▶ **Short task**
All the data below goes into the copy word for word, but the pictures don't.

▶ **Dataset records**
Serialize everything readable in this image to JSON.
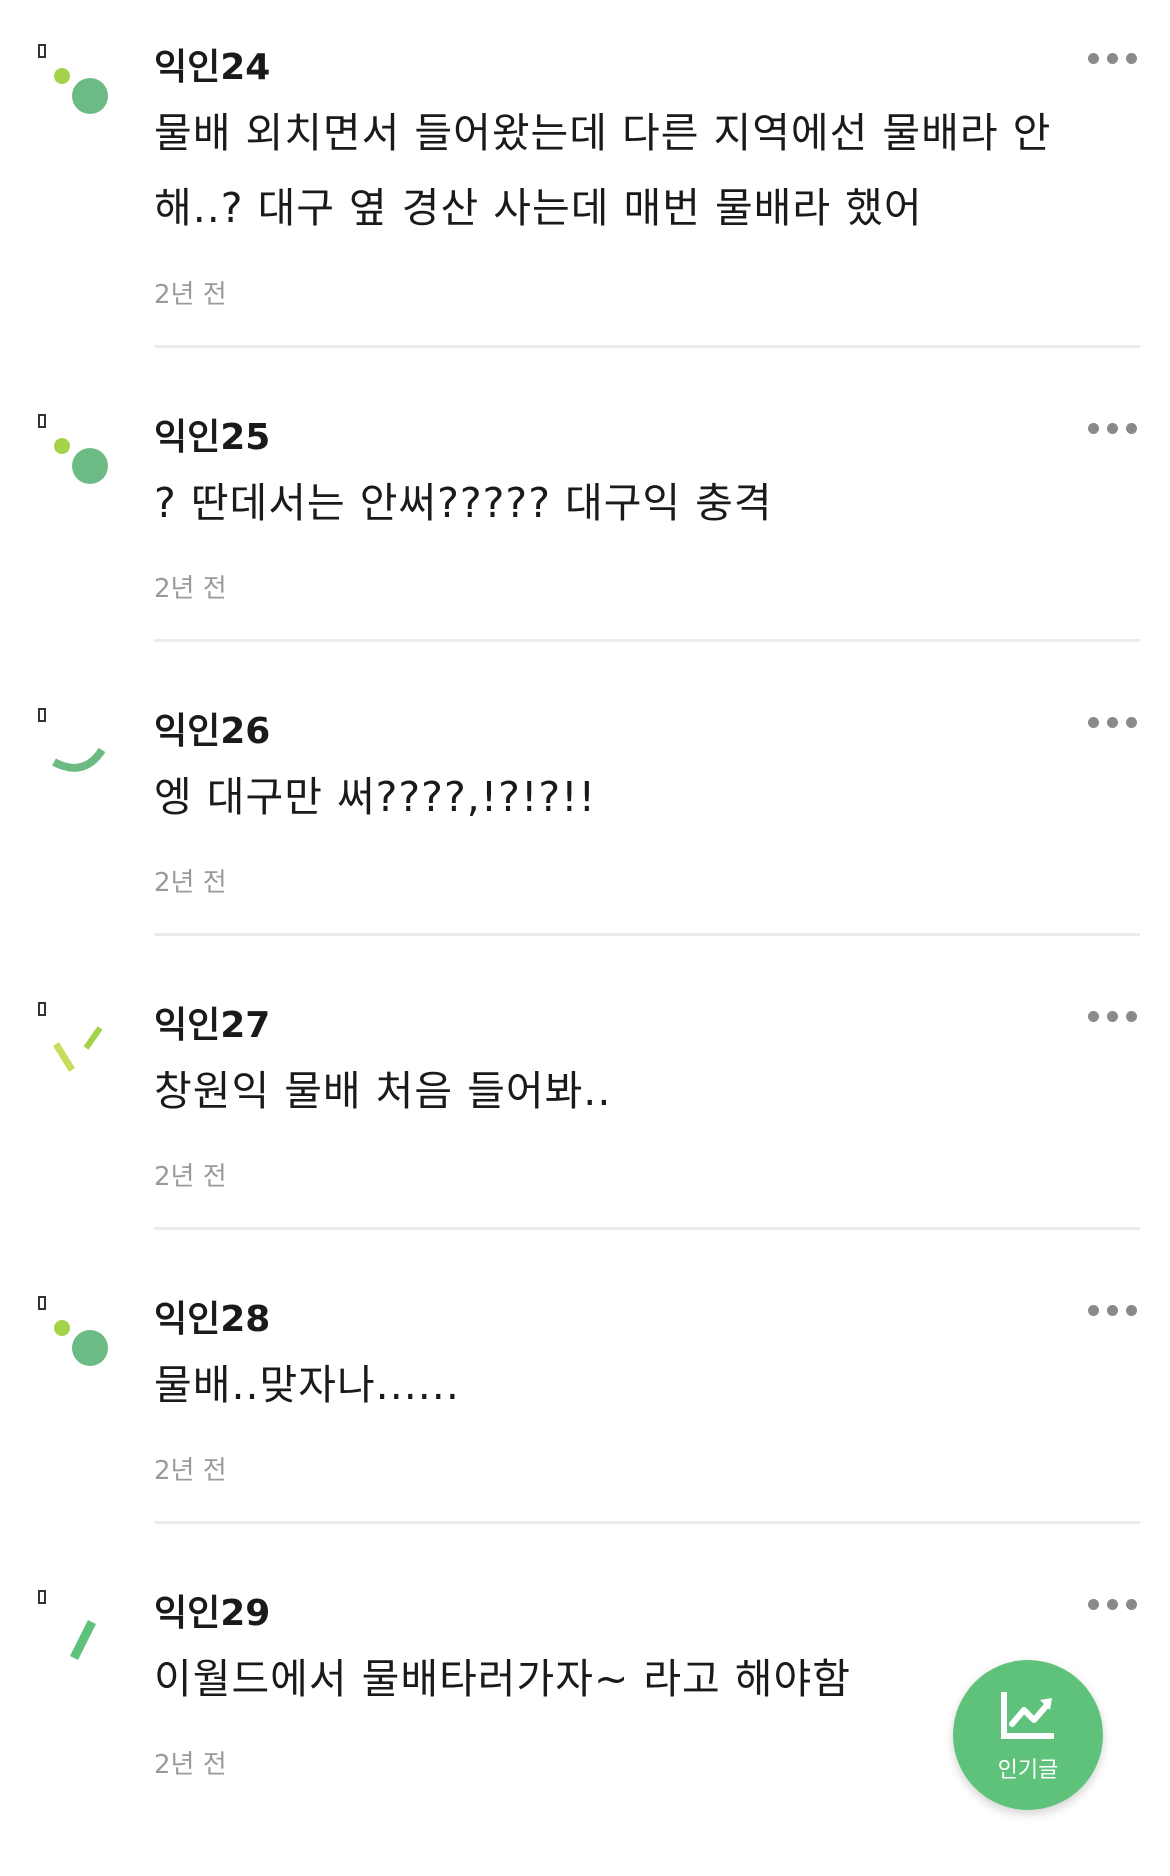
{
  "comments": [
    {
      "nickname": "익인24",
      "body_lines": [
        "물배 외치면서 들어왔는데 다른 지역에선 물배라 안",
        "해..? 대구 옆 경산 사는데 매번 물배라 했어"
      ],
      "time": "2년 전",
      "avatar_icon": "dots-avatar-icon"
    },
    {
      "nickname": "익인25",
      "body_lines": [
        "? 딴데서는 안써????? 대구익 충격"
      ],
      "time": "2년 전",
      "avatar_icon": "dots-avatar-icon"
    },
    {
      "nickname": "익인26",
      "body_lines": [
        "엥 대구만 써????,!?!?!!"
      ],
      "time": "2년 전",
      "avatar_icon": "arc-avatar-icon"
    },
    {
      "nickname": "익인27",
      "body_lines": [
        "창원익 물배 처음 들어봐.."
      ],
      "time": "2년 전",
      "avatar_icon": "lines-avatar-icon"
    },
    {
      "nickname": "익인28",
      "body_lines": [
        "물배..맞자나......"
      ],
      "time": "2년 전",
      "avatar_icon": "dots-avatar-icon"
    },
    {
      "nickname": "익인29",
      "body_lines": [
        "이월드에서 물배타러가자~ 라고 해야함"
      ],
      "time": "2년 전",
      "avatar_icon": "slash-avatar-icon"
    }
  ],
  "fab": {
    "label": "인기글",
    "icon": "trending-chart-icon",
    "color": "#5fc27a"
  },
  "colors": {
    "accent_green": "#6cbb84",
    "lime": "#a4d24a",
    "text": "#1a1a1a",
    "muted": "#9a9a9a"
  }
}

▶ **Task solution**
Serialize everything readable in this image to JSON.
{
  "comments": [
    {
      "nickname": "익인24",
      "body_lines": [
        "물배 외치면서 들어왔는데 다른 지역에선 물배라 안",
        "해..? 대구 옆 경산 사는데 매번 물배라 했어"
      ],
      "time": "2년 전",
      "avatar_icon": "dots-avatar-icon"
    },
    {
      "nickname": "익인25",
      "body_lines": [
        "? 딴데서는 안써????? 대구익 충격"
      ],
      "time": "2년 전",
      "avatar_icon": "dots-avatar-icon"
    },
    {
      "nickname": "익인26",
      "body_lines": [
        "엥 대구만 써????,!?!?!!"
      ],
      "time": "2년 전",
      "avatar_icon": "arc-avatar-icon"
    },
    {
      "nickname": "익인27",
      "body_lines": [
        "창원익 물배 처음 들어봐.."
      ],
      "time": "2년 전",
      "avatar_icon": "lines-avatar-icon"
    },
    {
      "nickname": "익인28",
      "body_lines": [
        "물배..맞자나......"
      ],
      "time": "2년 전",
      "avatar_icon": "dots-avatar-icon"
    },
    {
      "nickname": "익인29",
      "body_lines": [
        "이월드에서 물배타러가자~ 라고 해야함"
      ],
      "time": "2년 전",
      "avatar_icon": "slash-avatar-icon"
    }
  ],
  "fab": {
    "label": "인기글",
    "icon": "trending-chart-icon",
    "color": "#5fc27a"
  },
  "colors": {
    "accent_green": "#6cbb84",
    "lime": "#a4d24a",
    "text": "#1a1a1a",
    "muted": "#9a9a9a"
  }
}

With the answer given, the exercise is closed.